_Information supplied:_
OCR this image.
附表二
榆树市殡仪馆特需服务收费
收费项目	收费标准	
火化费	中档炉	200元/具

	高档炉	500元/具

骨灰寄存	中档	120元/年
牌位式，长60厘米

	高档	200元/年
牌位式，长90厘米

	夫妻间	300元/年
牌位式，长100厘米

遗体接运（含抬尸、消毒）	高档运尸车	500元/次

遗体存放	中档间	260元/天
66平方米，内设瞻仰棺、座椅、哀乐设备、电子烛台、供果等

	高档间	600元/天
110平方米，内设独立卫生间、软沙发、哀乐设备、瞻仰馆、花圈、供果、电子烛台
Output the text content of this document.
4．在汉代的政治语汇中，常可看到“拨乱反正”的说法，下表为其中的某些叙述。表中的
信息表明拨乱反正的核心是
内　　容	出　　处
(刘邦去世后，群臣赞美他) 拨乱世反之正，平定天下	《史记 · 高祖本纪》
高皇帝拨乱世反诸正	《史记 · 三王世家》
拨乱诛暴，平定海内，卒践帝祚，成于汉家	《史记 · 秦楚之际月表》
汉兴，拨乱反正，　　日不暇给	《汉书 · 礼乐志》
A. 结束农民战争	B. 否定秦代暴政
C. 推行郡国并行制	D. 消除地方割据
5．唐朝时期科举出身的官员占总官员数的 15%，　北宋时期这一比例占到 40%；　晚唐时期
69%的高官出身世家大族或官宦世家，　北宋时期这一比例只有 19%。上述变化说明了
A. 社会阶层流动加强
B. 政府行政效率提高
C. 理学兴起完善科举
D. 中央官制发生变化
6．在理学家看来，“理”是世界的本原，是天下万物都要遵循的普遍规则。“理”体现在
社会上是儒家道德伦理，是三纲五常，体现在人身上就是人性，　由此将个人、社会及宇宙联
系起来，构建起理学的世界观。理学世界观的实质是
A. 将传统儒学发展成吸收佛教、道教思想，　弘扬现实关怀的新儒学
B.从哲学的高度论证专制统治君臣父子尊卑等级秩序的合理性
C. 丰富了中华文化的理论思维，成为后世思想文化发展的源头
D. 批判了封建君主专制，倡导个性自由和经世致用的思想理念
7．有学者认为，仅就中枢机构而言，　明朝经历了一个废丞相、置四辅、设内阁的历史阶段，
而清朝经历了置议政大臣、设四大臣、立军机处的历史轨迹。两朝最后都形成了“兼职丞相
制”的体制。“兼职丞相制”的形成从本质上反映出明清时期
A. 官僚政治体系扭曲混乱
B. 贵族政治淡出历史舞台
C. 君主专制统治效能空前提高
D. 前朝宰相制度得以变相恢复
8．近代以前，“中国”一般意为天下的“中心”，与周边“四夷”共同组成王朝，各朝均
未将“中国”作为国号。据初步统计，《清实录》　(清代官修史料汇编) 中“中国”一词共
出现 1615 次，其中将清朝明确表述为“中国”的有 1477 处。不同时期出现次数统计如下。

_Problem description:_
Print the complete listing again, exactly as it stands.

_Task response:_
OCR this image.
附表二
榆树市殡仪馆特需服务收费
收费项目	收费标准	
火化费	中档炉	200元/具

	高档炉	500元/具

骨灰寄存	中档	120元/年
牌位式，长60厘米

	高档	200元/年
牌位式，长90厘米

	夫妻间	300元/年
牌位式，长100厘米

遗体接运（含抬尸、消毒）	高档运尸车	500元/次

遗体存放	中档间	260元/天
66平方米，内设瞻仰棺、座椅、哀乐设备、电子烛台、供果等

	高档间	600元/天
110平方米，内设独立卫生间、软沙发、哀乐设备、瞻仰馆、花圈、供果、电子烛台
Output the text content of this document.
4．在汉代的政治语汇中，常可看到“拨乱反正”的说法，下表为其中的某些叙述。表中的
信息表明拨乱反正的核心是
内　　容	出　　处
(刘邦去世后，群臣赞美他) 拨乱世反之正，平定天下	《史记 · 高祖本纪》
高皇帝拨乱世反诸正	《史记 · 三王世家》
拨乱诛暴，平定海内，卒践帝祚，成于汉家	《史记 · 秦楚之际月表》
汉兴，拨乱反正，　　日不暇给	《汉书 · 礼乐志》
A. 结束农民战争	B. 否定秦代暴政
C. 推行郡国并行制	D. 消除地方割据
5．唐朝时期科举出身的官员占总官员数的 15%，　北宋时期这一比例占到 40%；　晚唐时期
69%的高官出身世家大族或官宦世家，　北宋时期这一比例只有 19%。上述变化说明了
A. 社会阶层流动加强
B. 政府行政效率提高
C. 理学兴起完善科举
D. 中央官制发生变化
6．在理学家看来，“理”是世界的本原，是天下万物都要遵循的普遍规则。“理”体现在
社会上是儒家道德伦理，是三纲五常，体现在人身上就是人性，　由此将个人、社会及宇宙联
系起来，构建起理学的世界观。理学世界观的实质是
A. 将传统儒学发展成吸收佛教、道教思想，　弘扬现实关怀的新儒学
B.从哲学的高度论证专制统治君臣父子尊卑等级秩序的合理性
C. 丰富了中华文化的理论思维，成为后世思想文化发展的源头
D. 批判了封建君主专制，倡导个性自由和经世致用的思想理念
7．有学者认为，仅就中枢机构而言，　明朝经历了一个废丞相、置四辅、设内阁的历史阶段，
而清朝经历了置议政大臣、设四大臣、立军机处的历史轨迹。两朝最后都形成了“兼职丞相
制”的体制。“兼职丞相制”的形成从本质上反映出明清时期
A. 官僚政治体系扭曲混乱
B. 贵族政治淡出历史舞台
C. 君主专制统治效能空前提高
D. 前朝宰相制度得以变相恢复
8．近代以前，“中国”一般意为天下的“中心”，与周边“四夷”共同组成王朝，各朝均
未将“中国”作为国号。据初步统计，《清实录》　(清代官修史料汇编) 中“中国”一词共
出现 1615 次，其中将清朝明确表述为“中国”的有 1477 处。不同时期出现次数统计如下。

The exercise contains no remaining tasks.